→ **DATA**:
** BEGIN **

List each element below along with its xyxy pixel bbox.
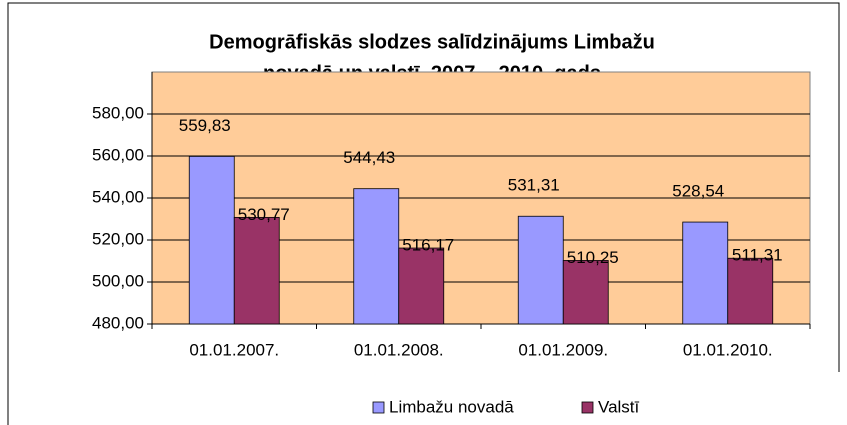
chart-title: Demogrāfiskās slodzes salīdzinājums Limb… [209, 31, 655, 53]
y-tick-label: 520,00 [92, 229, 144, 248]
bar [233, 216, 280, 325]
bar [682, 221, 729, 325]
bar [517, 215, 564, 325]
y-tick-label: 540,00 [92, 187, 144, 206]
bar [353, 188, 400, 325]
data-label: 511,31 [732, 246, 783, 265]
y-tick-label: 480,00 [92, 313, 144, 332]
bar [727, 257, 774, 325]
legend-label: Limbažu novadā [389, 397, 514, 416]
x-tick-label: 01.01.2010. [683, 340, 773, 359]
chart-frame [7, 2, 840, 425]
y-tick-label: 560,00 [92, 145, 144, 164]
bar [188, 155, 235, 325]
data-label: 510,25 [567, 248, 619, 267]
data-label: 531,31 [508, 176, 560, 195]
data-label: 559,83 [179, 116, 231, 135]
data-label: 544,43 [343, 148, 395, 167]
data-label: 528,54 [672, 182, 724, 201]
legend-swatch [372, 401, 385, 414]
x-tick-label: 01.01.2008. [354, 340, 444, 359]
y-tick-label: 580,00 [92, 103, 144, 122]
bar [562, 260, 609, 325]
x-tick-label: 01.01.2009. [518, 340, 608, 359]
data-label: 530,77 [238, 205, 290, 224]
y-tick-label: 500,00 [92, 271, 144, 290]
legend-swatch [581, 401, 594, 414]
data-label: 516,17 [402, 236, 454, 255]
x-tick-label: 01.01.2007. [189, 340, 279, 359]
bar [398, 247, 445, 325]
legend-label: Valstī [598, 397, 640, 416]
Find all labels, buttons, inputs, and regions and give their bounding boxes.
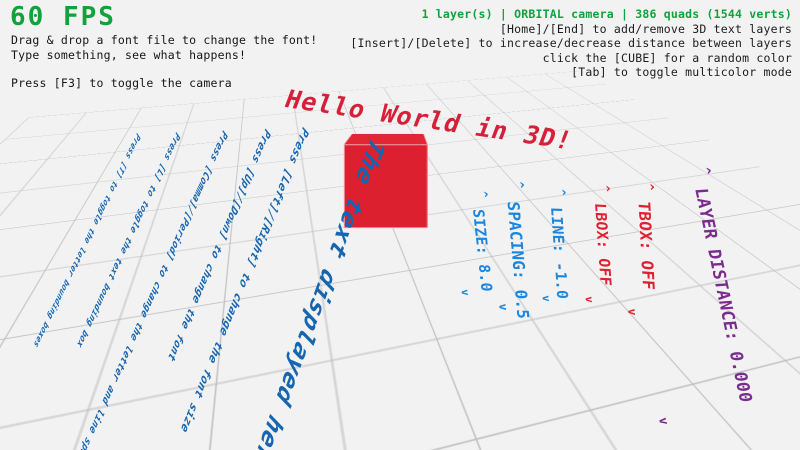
info-line-layers: [Home]/[End] to add/remove 3D text layer… [499,21,792,36]
gauge-up-chevron-spacing[interactable]: ^ [512,181,527,189]
fps-counter: 60 FPS [10,2,116,32]
gauge-up-chevron-line[interactable]: ^ [554,189,569,196]
cube-face-top[interactable] [343,133,428,145]
hint-line-0: Drag & drop a font file to change the fo… [11,33,318,47]
camera-hint: Press [F3] to toggle the camera [11,76,232,90]
info-line-multicolor: [Tab] to toggle multicolor mode [571,65,792,79]
gauge-up-chevron-tbox[interactable]: ^ [642,183,657,191]
info-line-cube: click the [CUBE] for a random color [542,50,792,65]
hint-block: Drag & drop a font file to change the fo… [11,33,317,91]
gauge-up-chevron-size[interactable]: ^ [476,191,491,198]
gauge-down-chevron-tbox[interactable]: v [625,308,640,316]
gauge-down-chevron-layer-distance[interactable]: v [655,416,672,426]
hint-line-1: Type something, see what happens! [11,48,247,62]
gauge-down-chevron-line[interactable]: v [539,295,554,302]
info-block: 1 layer(s) | ORBITAL camera | 386 quads … [350,7,792,80]
gauge-up-chevron-lbox[interactable]: ^ [598,185,613,192]
gauge-down-chevron-size[interactable]: v [458,289,473,296]
gauge-down-chevron-lbox[interactable]: v [582,296,597,303]
gauge-up-chevron-layer-distance[interactable]: ^ [697,166,714,176]
hint-spacer [11,63,317,76]
gauge-down-chevron-spacing[interactable]: v [496,303,511,311]
info-line-stats: 1 layer(s) | ORBITAL camera | 386 quads … [421,7,792,21]
info-line-distance: [Insert]/[Delete] to increase/decrease d… [350,36,792,50]
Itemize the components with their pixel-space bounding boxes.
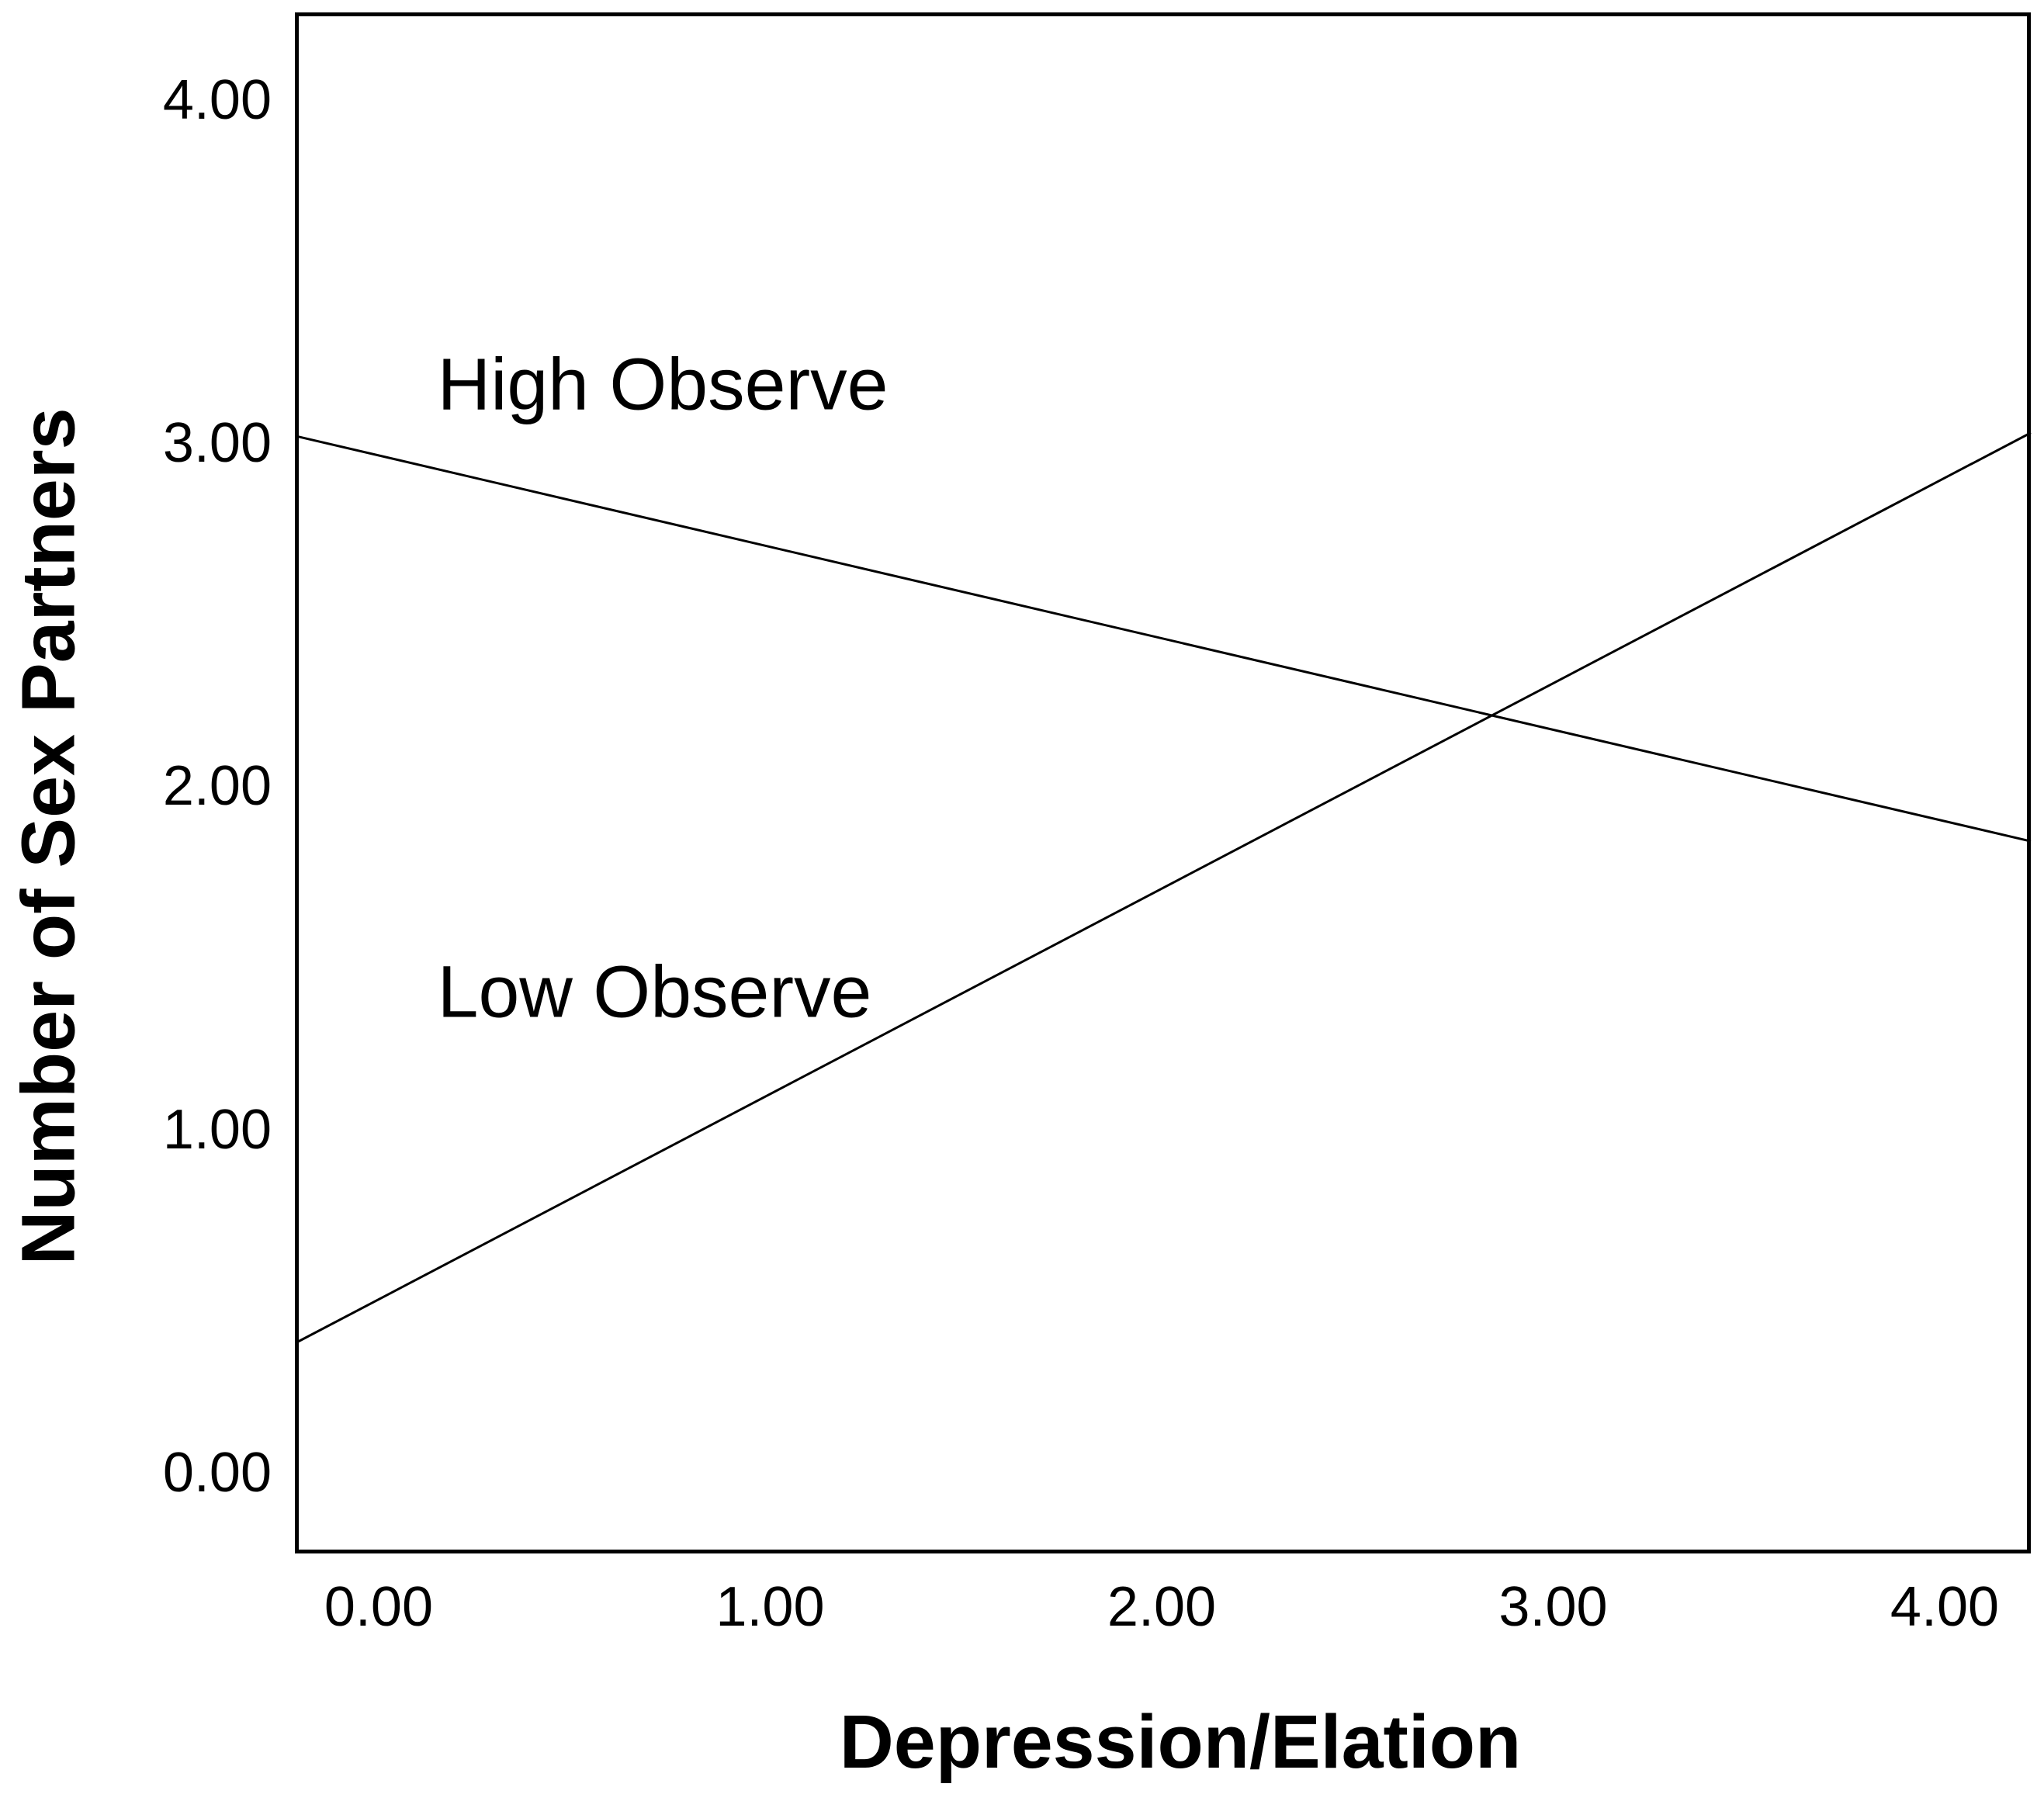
x-tick-label: 3.00 bbox=[1498, 1576, 1608, 1638]
x-tick-label: 2.00 bbox=[1107, 1576, 1217, 1638]
x-tick-label: 1.00 bbox=[715, 1576, 825, 1638]
y-tick-label: 0.00 bbox=[162, 1442, 272, 1505]
y-tick-label: 4.00 bbox=[162, 68, 272, 131]
x-tick-label: 4.00 bbox=[1890, 1576, 2000, 1638]
series-label-low-observe: Low Observe bbox=[437, 951, 872, 1034]
y-tick-label: 3.00 bbox=[162, 412, 272, 474]
x-axis-title: Depression/Elation bbox=[839, 1699, 1522, 1784]
plot-area-frame bbox=[295, 12, 2031, 1553]
x-tick-label: 0.00 bbox=[324, 1576, 434, 1638]
y-tick-label: 2.00 bbox=[162, 755, 272, 818]
y-tick-label: 1.00 bbox=[162, 1098, 272, 1161]
series-label-high-observe: High Observe bbox=[437, 343, 889, 426]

** END **

→ **GOAL**: Reproduce the listing lines starting at the line that contains "info-line-layers: [Home]/[End] to" and ending at the line that contains "hint-block: Drag &", swapping "font file" out for "typeface file" and leaving everything else unchanged.

→ **RESPONSE**:
info-line-layers: [Home]/[End] to add/remove 3D text layer… [499,21,792,36]
gauge-up-chevron-spacing[interactable]: ^ [512,181,527,189]
fps-counter: 60 FPS [10,2,116,32]
gauge-up-chevron-line[interactable]: ^ [554,189,569,196]
cube-face-top[interactable] [343,133,428,145]
hint-line-0: Drag & drop a typeface file to change the fo… [11,33,318,47]
camera-hint: Press [F3] to toggle the camera [11,76,232,90]
info-line-multicolor: [Tab] to toggle multicolor mode [571,65,792,79]
gauge-up-chevron-tbox[interactable]: ^ [642,183,657,191]
info-line-cube: click the [CUBE] for a random color [542,50,792,65]
hint-block: Drag & drop a typeface file to change the fo… [11,33,317,91]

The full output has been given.